=== Stored data ===
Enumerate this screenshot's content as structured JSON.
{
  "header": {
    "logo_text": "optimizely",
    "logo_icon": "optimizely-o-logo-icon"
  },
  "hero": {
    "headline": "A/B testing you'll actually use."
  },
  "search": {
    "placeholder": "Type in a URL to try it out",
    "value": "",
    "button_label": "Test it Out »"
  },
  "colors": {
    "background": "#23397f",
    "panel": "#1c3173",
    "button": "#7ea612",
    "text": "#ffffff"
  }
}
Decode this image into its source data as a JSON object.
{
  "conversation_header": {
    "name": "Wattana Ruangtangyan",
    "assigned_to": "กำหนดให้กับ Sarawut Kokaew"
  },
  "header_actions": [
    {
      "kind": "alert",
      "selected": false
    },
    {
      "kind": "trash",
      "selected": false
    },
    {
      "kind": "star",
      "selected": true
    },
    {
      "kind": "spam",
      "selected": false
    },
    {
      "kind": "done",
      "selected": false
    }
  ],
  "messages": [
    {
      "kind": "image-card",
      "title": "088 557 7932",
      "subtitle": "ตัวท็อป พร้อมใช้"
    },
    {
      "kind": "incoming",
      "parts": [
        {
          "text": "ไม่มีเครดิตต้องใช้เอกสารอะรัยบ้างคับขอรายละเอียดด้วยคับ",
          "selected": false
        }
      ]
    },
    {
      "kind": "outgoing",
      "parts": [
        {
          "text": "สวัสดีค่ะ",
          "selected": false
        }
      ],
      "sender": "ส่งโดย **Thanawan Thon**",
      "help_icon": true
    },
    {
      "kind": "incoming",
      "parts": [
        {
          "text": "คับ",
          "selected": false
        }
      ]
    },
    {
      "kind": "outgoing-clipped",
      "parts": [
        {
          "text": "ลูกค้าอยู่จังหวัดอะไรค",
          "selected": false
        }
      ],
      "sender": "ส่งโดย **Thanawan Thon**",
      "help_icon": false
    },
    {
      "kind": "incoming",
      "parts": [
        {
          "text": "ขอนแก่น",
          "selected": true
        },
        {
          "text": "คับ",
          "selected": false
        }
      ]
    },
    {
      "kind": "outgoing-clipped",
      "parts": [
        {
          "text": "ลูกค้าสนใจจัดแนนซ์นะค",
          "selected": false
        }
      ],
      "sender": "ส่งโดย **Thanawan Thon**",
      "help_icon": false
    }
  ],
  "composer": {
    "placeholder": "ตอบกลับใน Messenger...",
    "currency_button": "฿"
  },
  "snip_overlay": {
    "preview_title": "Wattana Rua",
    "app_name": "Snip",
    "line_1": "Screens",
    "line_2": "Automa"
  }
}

=== Problem to solve ===
Write the listing out again, exactly as it reads.

=== Result below ===
Enumerate this screenshot's content as structured JSON.
{
  "header": {
    "logo_text": "optimizely",
    "logo_icon": "optimizely-o-logo-icon"
  },
  "hero": {
    "headline": "A/B testing you'll actually use."
  },
  "search": {
    "placeholder": "Type in a URL to try it out",
    "value": "",
    "button_label": "Test it Out »"
  },
  "colors": {
    "background": "#23397f",
    "panel": "#1c3173",
    "button": "#7ea612",
    "text": "#ffffff"
  }
}
Decode this image into its source data as a JSON object.
{
  "conversation_header": {
    "name": "Wattana Ruangtangyan",
    "assigned_to": "กำหนดให้กับ Sarawut Kokaew"
  },
  "header_actions": [
    {
      "kind": "alert",
      "selected": false
    },
    {
      "kind": "trash",
      "selected": false
    },
    {
      "kind": "star",
      "selected": true
    },
    {
      "kind": "spam",
      "selected": false
    },
    {
      "kind": "done",
      "selected": false
    }
  ],
  "messages": [
    {
      "kind": "image-card",
      "title": "088 557 7932",
      "subtitle": "ตัวท็อป พร้อมใช้"
    },
    {
      "kind": "incoming",
      "parts": [
        {
          "text": "ไม่มีเครดิตต้องใช้เอกสารอะรัยบ้างคับขอรายละเอียดด้วยคับ",
          "selected": false
        }
      ]
    },
    {
      "kind": "outgoing",
      "parts": [
        {
          "text": "สวัสดีค่ะ",
          "selected": false
        }
      ],
      "sender": "ส่งโดย **Thanawan Thon**",
      "help_icon": true
    },
    {
      "kind": "incoming",
      "parts": [
        {
          "text": "คับ",
          "selected": false
        }
      ]
    },
    {
      "kind": "outgoing-clipped",
      "parts": [
        {
          "text": "ลูกค้าอยู่จังหวัดอะไรค",
          "selected": false
        }
      ],
      "sender": "ส่งโดย **Thanawan Thon**",
      "help_icon": false
    },
    {
      "kind": "incoming",
      "parts": [
        {
          "text": "ขอนแก่น",
          "selected": true
        },
        {
          "text": "คับ",
          "selected": false
        }
      ]
    },
    {
      "kind": "outgoing-clipped",
      "parts": [
        {
          "text": "ลูกค้าสนใจจัดแนนซ์นะค",
          "selected": false
        }
      ],
      "sender": "ส่งโดย **Thanawan Thon**",
      "help_icon": false
    }
  ],
  "composer": {
    "placeholder": "ตอบกลับใน Messenger...",
    "currency_button": "฿"
  },
  "snip_overlay": {
    "preview_title": "Wattana Rua",
    "app_name": "Snip",
    "line_1": "Screens",
    "line_2": "Automa"
  }
}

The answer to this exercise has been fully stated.